• _SET EXERCISE_:
Reproduce all of the data exactly, with no line skipped.

• _DATA EXCERPTS_:
↓↓↓

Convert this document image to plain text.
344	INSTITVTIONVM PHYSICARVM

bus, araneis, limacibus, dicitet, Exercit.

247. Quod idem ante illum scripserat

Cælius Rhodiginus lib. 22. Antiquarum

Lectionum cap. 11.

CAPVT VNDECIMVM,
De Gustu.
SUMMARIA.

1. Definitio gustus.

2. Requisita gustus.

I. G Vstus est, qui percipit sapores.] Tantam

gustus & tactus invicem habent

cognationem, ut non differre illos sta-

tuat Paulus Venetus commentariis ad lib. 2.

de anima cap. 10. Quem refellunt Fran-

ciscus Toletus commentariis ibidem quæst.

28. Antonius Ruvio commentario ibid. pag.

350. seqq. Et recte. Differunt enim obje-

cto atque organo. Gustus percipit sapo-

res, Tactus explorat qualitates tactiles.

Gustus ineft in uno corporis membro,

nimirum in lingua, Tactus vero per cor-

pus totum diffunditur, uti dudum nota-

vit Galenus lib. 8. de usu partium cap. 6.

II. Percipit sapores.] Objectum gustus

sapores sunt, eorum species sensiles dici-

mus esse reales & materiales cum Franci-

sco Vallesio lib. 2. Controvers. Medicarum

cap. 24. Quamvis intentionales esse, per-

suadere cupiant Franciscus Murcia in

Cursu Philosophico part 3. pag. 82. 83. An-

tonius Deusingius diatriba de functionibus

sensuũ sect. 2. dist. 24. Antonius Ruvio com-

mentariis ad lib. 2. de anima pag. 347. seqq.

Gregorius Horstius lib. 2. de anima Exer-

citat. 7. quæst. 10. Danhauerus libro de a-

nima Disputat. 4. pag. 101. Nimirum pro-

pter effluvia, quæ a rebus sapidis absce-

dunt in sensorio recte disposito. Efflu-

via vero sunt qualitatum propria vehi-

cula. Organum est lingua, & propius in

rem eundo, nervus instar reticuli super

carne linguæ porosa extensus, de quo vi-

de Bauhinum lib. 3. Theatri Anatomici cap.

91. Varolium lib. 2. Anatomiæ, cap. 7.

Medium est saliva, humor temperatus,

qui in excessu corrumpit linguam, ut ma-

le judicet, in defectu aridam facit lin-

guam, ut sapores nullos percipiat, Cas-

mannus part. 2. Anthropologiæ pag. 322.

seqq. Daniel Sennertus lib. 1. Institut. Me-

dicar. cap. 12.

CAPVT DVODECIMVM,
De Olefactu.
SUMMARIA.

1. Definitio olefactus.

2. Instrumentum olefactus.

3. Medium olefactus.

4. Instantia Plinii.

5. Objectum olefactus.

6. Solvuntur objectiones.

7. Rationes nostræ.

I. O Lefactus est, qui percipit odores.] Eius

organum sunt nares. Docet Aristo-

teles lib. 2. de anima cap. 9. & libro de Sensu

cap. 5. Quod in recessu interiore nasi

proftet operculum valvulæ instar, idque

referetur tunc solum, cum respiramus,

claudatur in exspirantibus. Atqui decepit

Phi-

↑↑↑

• _REPLY TO THE EXERCISE_:
Convert this document image to plain text.
344	INSTITVTIONVM PHYSICARVM

bus, araneis, limacibus, dicitet, Exercit.

247. Quod idem ante illum scripserat

Cælius Rhodiginus lib. 22. Antiquarum

Lectionum cap. 11.

CAPVT VNDECIMVM,
De Gustu.
SUMMARIA.

1. Definitio gustus.

2. Requisita gustus.

I. G Vstus est, qui percipit sapores.] Tantam

gustus & tactus invicem habent

cognationem, ut non differre illos sta-

tuat Paulus Venetus commentariis ad lib. 2.

de anima cap. 10. Quem refellunt Fran-

ciscus Toletus commentariis ibidem quæst.

28. Antonius Ruvio commentario ibid. pag.

350. seqq. Et recte. Differunt enim obje-

cto atque organo. Gustus percipit sapo-

res, Tactus explorat qualitates tactiles.

Gustus ineft in uno corporis membro,

nimirum in lingua, Tactus vero per cor-

pus totum diffunditur, uti dudum nota-

vit Galenus lib. 8. de usu partium cap. 6.

II. Percipit sapores.] Objectum gustus

sapores sunt, eorum species sensiles dici-

mus esse reales & materiales cum Franci-

sco Vallesio lib. 2. Controvers. Medicarum

cap. 24. Quamvis intentionales esse, per-

suadere cupiant Franciscus Murcia in

Cursu Philosophico part 3. pag. 82. 83. An-

tonius Deusingius diatriba de functionibus

sensuũ sect. 2. dist. 24. Antonius Ruvio com-

mentariis ad lib. 2. de anima pag. 347. seqq.

Gregorius Horstius lib. 2. de anima Exer-

citat. 7. quæst. 10. Danhauerus libro de a-

nima Disputat. 4. pag. 101. Nimirum pro-

pter effluvia, quæ a rebus sapidis absce-

dunt in sensorio recte disposito. Efflu-

via vero sunt qualitatum propria vehi-

cula. Organum est lingua, & propius in

rem eundo, nervus instar reticuli super

carne linguæ porosa extensus, de quo vi-

de Bauhinum lib. 3. Theatri Anatomici cap.

91. Varolium lib. 2. Anatomiæ, cap. 7.

Medium est saliva, humor temperatus,

qui in excessu corrumpit linguam, ut ma-

le judicet, in defectu aridam facit lin-

guam, ut sapores nullos percipiat, Cas-

mannus part. 2. Anthropologiæ pag. 322.

seqq. Daniel Sennertus lib. 1. Institut. Me-

dicar. cap. 12.

CAPVT DVODECIMVM,
De Olefactu.
SUMMARIA.

1. Definitio olefactus.

2. Instrumentum olefactus.

3. Medium olefactus.

4. Instantia Plinii.

5. Objectum olefactus.

6. Solvuntur objectiones.

7. Rationes nostræ.

I. O Lefactus est, qui percipit odores.] Eius

organum sunt nares. Docet Aristo-

teles lib. 2. de anima cap. 9. & libro de Sensu

cap. 5. Quod in recessu interiore nasi

proftet operculum valvulæ instar, idque

referetur tunc solum, cum respiramus,

claudatur in exspirantibus. Atqui decepit

Phi-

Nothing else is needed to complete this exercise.